# START OF Material shown
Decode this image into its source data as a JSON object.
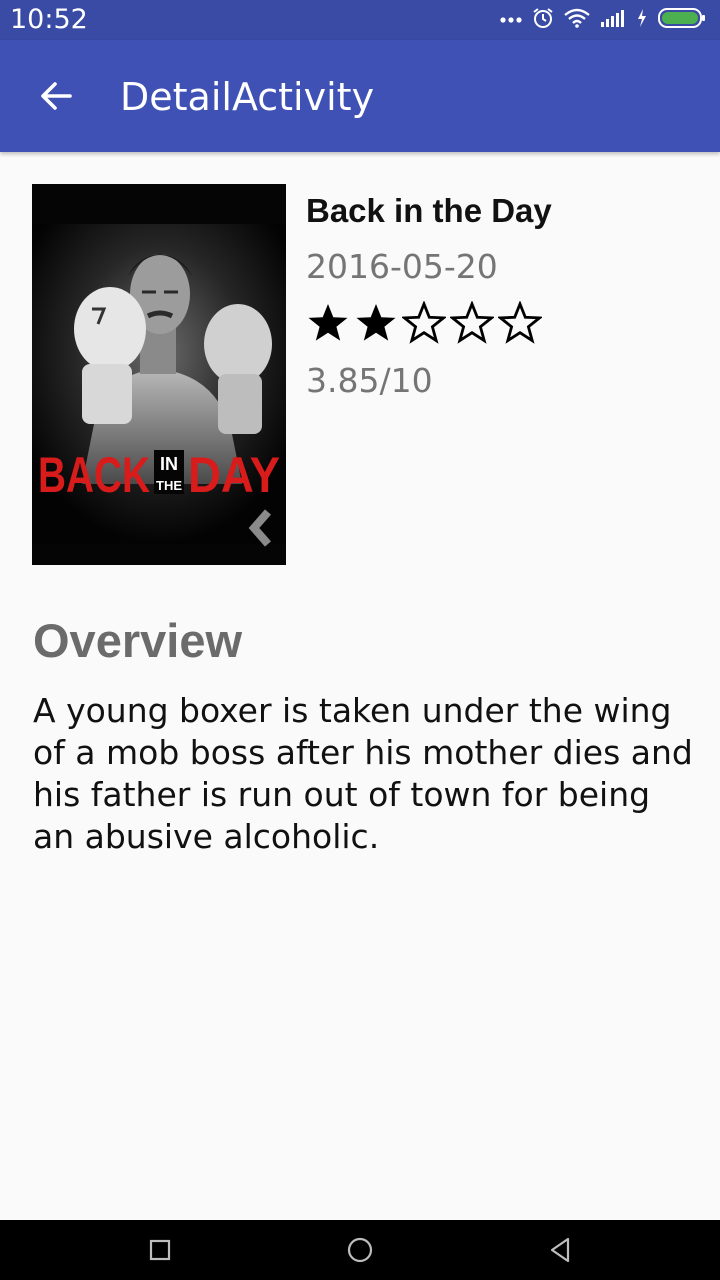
{
  "status_bar": {
    "time": "10:52",
    "icons": [
      "more-dots-icon",
      "alarm-icon",
      "wifi-icon",
      "signal-icon",
      "charging-icon",
      "battery-icon"
    ],
    "battery_color": "#4caf50"
  },
  "app_bar": {
    "title": "DetailActivity",
    "back_icon": "arrow-back-icon",
    "color": "#3f51b5"
  },
  "movie": {
    "title": "Back in the Day",
    "release_date": "2016-05-20",
    "rating_stars": {
      "filled": 2,
      "total": 5
    },
    "rating_text": "3.85/10",
    "poster": {
      "title_red": "BACK",
      "title_small_top": "IN",
      "title_small_bottom": "THE",
      "title_red_2": "DAY"
    }
  },
  "overview": {
    "heading": "Overview",
    "text": "A young boxer is taken under the wing of a mob boss after his mother dies and his father is run out of town for being an abusive alcoholic."
  },
  "nav_bar": {
    "buttons": [
      "recent-apps-icon",
      "home-icon",
      "back-icon"
    ]
  }
}
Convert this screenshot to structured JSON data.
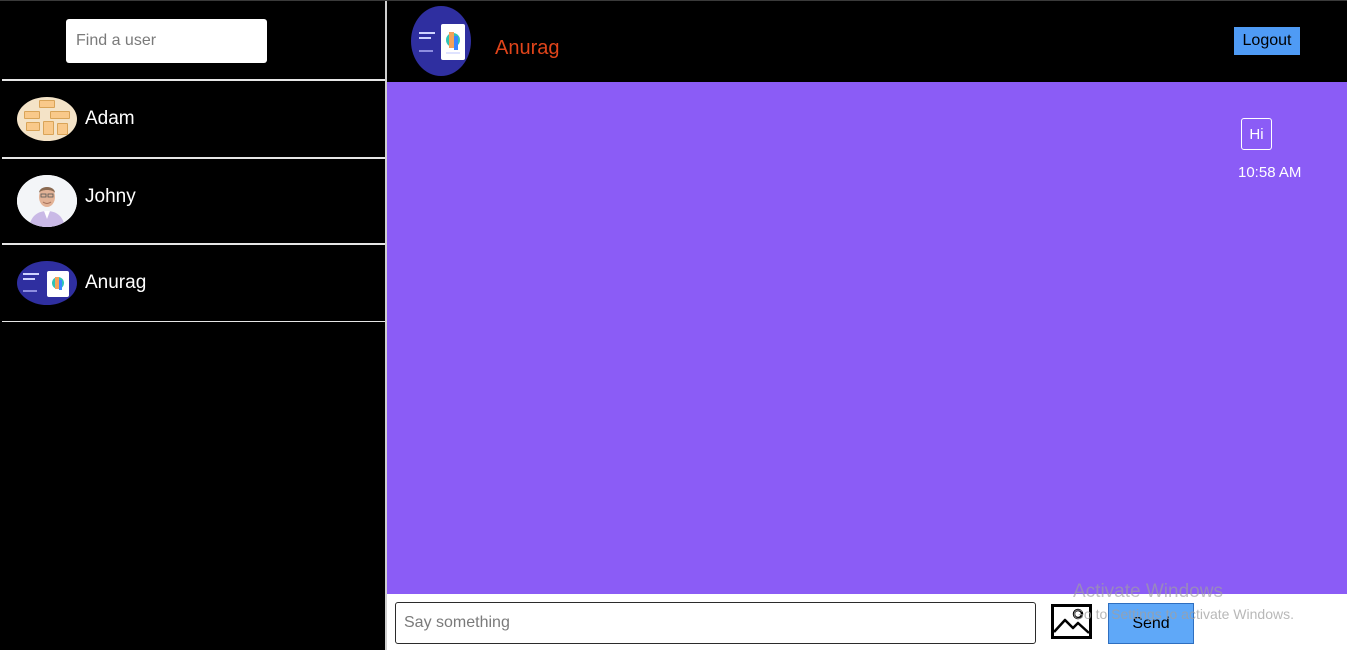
{
  "sidebar": {
    "search": {
      "placeholder": "Find a user",
      "value": ""
    },
    "users": [
      {
        "name": "Adam",
        "avatar": "sticky-notes-photo"
      },
      {
        "name": "Johny",
        "avatar": "man-portrait-photo"
      },
      {
        "name": "Anurag",
        "avatar": "blue-slide-thumbnail"
      }
    ]
  },
  "header": {
    "name": "Anurag",
    "name_color": "#e0441a",
    "avatar": "blue-slide-thumbnail",
    "logout_label": "Logout"
  },
  "messages": [
    {
      "text": "Hi",
      "time": "10:58 AM",
      "sender": "self"
    }
  ],
  "composer": {
    "placeholder": "Say something",
    "value": "",
    "image_icon": "image-icon",
    "send_label": "Send"
  },
  "watermark": {
    "title": "Activate Windows",
    "subtitle": "Go to Settings to activate Windows."
  },
  "colors": {
    "background": "#000000",
    "chat_area": "#8b5cf6",
    "accent_button": "#4f9bf5"
  }
}
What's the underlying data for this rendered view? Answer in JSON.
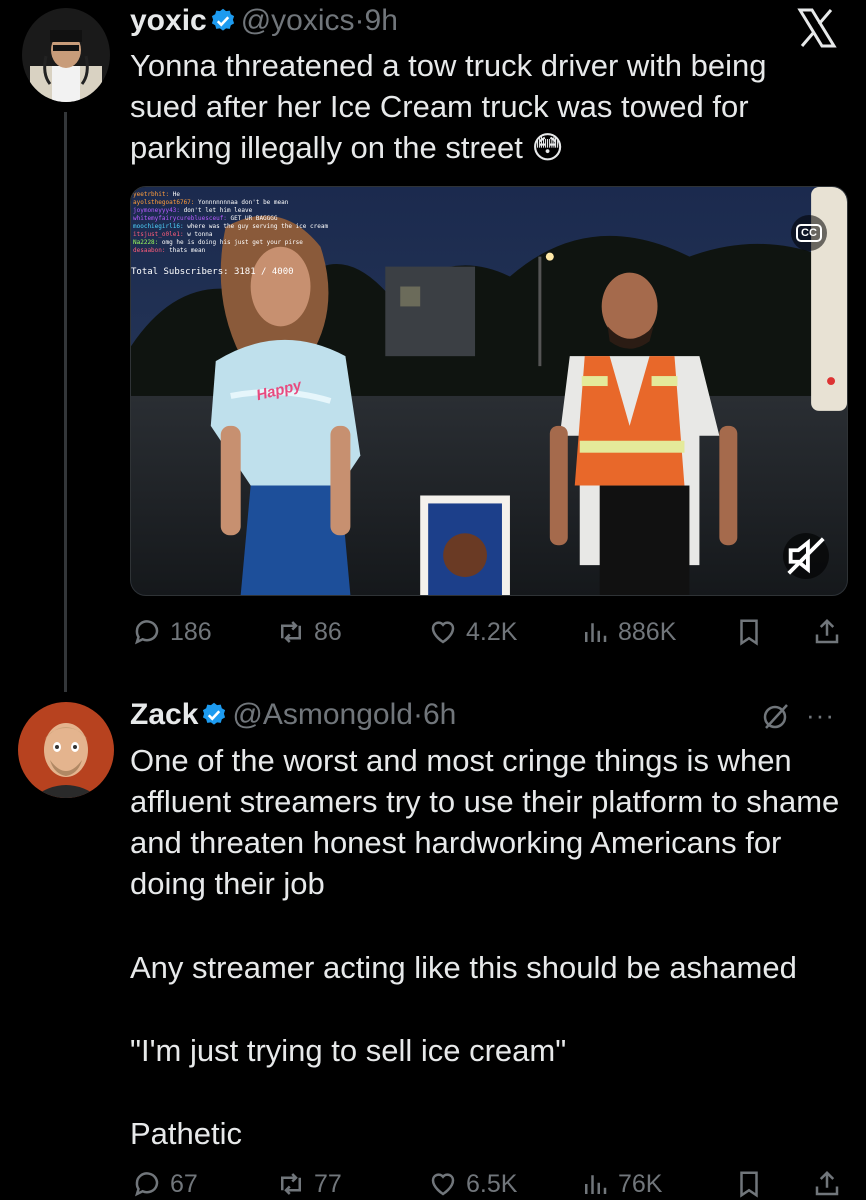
{
  "colors": {
    "background": "#000000",
    "text": "#e7e9ea",
    "muted": "#71767b",
    "verified": "#1d9bf0"
  },
  "top_bar": {
    "icon": "x-logo-icon"
  },
  "tweet1": {
    "author_name": "yoxic",
    "handle": "@yoxics",
    "separator": "·",
    "time": "9h",
    "text": "Yonna threatened a tow truck driver with being sued after her Ice Cream truck was towed for parking illegally on the street",
    "emoji": "😳",
    "media": {
      "chat_lines": [
        {
          "user": "yeetrbhit:",
          "msg": "He"
        },
        {
          "user": "ayolsthegoat6767:",
          "msg": "Yonnnnnnnaa don't be mean"
        },
        {
          "user": "joymoneyyy43:",
          "msg": "don't let him leave"
        },
        {
          "user": "whitemyfairycurebluesceuf:",
          "msg": "GET UR BAGGGG"
        },
        {
          "user": "moochiegirl16:",
          "msg": "where was the guy serving the ice cream"
        },
        {
          "user": "itsjust_o0le1:",
          "msg": "w tonna"
        },
        {
          "user": "Na2228:",
          "msg": "omg he is doing his  just get your pirse"
        },
        {
          "user": "desaabon:",
          "msg": "thats mean"
        }
      ],
      "shirt_text": "Happy",
      "subscribers": "Total Subscribers: 3181 / 4000",
      "cc_label": "CC"
    },
    "stats": {
      "replies": "186",
      "reposts": "86",
      "likes": "4.2K",
      "views": "886K"
    }
  },
  "tweet2": {
    "author_name": "Zack",
    "handle": "@Asmongold",
    "separator": "·",
    "time": "6h",
    "more": "···",
    "paragraphs": [
      "One of the worst and most cringe things is when affluent streamers try to use their platform to shame and threaten honest hardworking Americans for doing their job",
      "Any streamer acting like this should be ashamed",
      "\"I'm just trying to sell ice cream\"",
      "Pathetic"
    ],
    "stats": {
      "replies": "67",
      "reposts": "77",
      "likes": "6.5K",
      "views": "76K"
    }
  }
}
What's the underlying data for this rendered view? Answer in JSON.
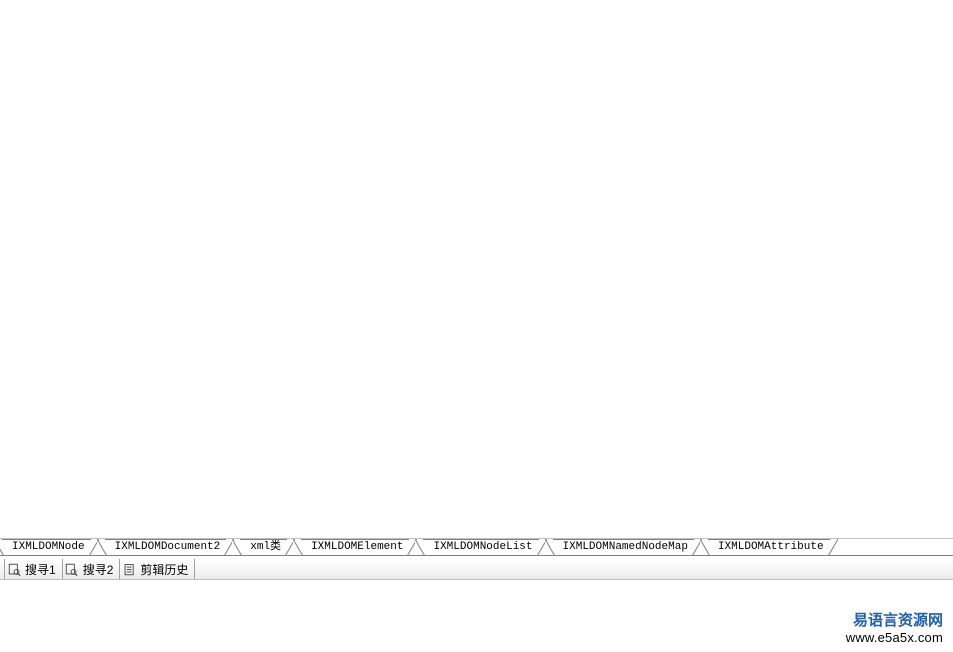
{
  "tabs_row1": [
    {
      "label": "IXMLDOMNode"
    },
    {
      "label": "IXMLDOMDocument2"
    },
    {
      "label": "xml类"
    },
    {
      "label": "IXMLDOMElement"
    },
    {
      "label": "IXMLDOMNodeList"
    },
    {
      "label": "IXMLDOMNamedNodeMap"
    },
    {
      "label": "IXMLDOMAttribute"
    }
  ],
  "lower_tabs": [
    {
      "label": "搜寻1",
      "icon": "search-icon"
    },
    {
      "label": "搜寻2",
      "icon": "search-icon"
    },
    {
      "label": "剪辑历史",
      "icon": "clipboard-icon"
    }
  ],
  "watermark": {
    "title": "易语言资源网",
    "url": "www.e5a5x.com"
  }
}
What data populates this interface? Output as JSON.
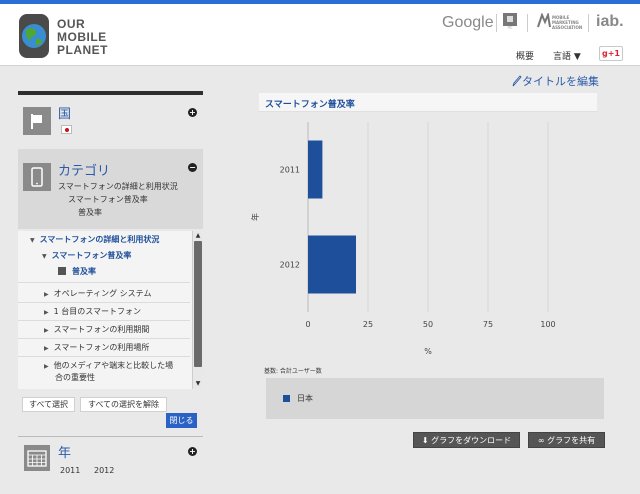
{
  "header": {
    "logo": [
      "OUR",
      "MOBILE",
      "PLANET"
    ],
    "partners": {
      "google": "Google",
      "mma": "MOBILE MARKETING ASSOCIATION",
      "iab": "iab."
    },
    "nav": {
      "overview": "概要",
      "language": "言語 ▼",
      "gplus": "+1"
    }
  },
  "sidebar": {
    "country": {
      "title": "国",
      "toggle": "+"
    },
    "category": {
      "title": "カテゴリ",
      "toggle": "−",
      "path": [
        "スマートフォンの詳細と利用状況",
        "スマートフォン普及率",
        "普及率"
      ]
    },
    "tree": [
      {
        "label": "スマートフォンの詳細と利用状況",
        "level": 0,
        "arrow": "▼",
        "active": true
      },
      {
        "label": "スマートフォン普及率",
        "level": 1,
        "arrow": "▼",
        "active": true
      },
      {
        "label": "普及率",
        "level": 2,
        "arrow": "■",
        "active": false,
        "leaf": true
      },
      {
        "label": "オペレーティング システム",
        "level": 1,
        "arrow": "▶",
        "active": false
      },
      {
        "label": "1 台目のスマートフォン",
        "level": 1,
        "arrow": "▶",
        "active": false
      },
      {
        "label": "スマートフォンの利用期間",
        "level": 1,
        "arrow": "▶",
        "active": false
      },
      {
        "label": "スマートフォンの利用場所",
        "level": 1,
        "arrow": "▶",
        "active": false
      },
      {
        "label": "他のメディアや端末と比較した場",
        "level": 1,
        "arrow": "▶",
        "active": false
      },
      {
        "label": "合の重要性",
        "level": 1,
        "arrow": "",
        "active": false
      }
    ],
    "buttons": {
      "select_all": "すべて選択",
      "deselect_all": "すべての選択を解除",
      "close": "閉じる"
    },
    "year": {
      "title": "年",
      "toggle": "+",
      "values": [
        "2011",
        "2012"
      ]
    }
  },
  "main": {
    "edit_title": "タイトルを編集",
    "chart_title": "スマートフォン普及率",
    "base_note": "基数: 合計ユーザー数",
    "legend_label": "日本",
    "download_button": "グラフをダウンロード",
    "share_button": "グラフを共有"
  },
  "chart_data": {
    "type": "bar",
    "orientation": "horizontal",
    "title": "スマートフォン普及率",
    "categories": [
      "2011",
      "2012"
    ],
    "series": [
      {
        "name": "日本",
        "values": [
          6,
          20
        ]
      }
    ],
    "xlabel": "%",
    "ylabel": "年",
    "xlim": [
      0,
      100
    ],
    "xticks": [
      0,
      25,
      50,
      75,
      100
    ],
    "grid": true,
    "legend": "bottom",
    "color": "#1d4f9b"
  }
}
# END OF Material shown
From the entries above, list each line with "mean" in it.

*Task response:*
          "msg": "Yonnnnnnnaa don't be mean"
          "msg": "thats mean"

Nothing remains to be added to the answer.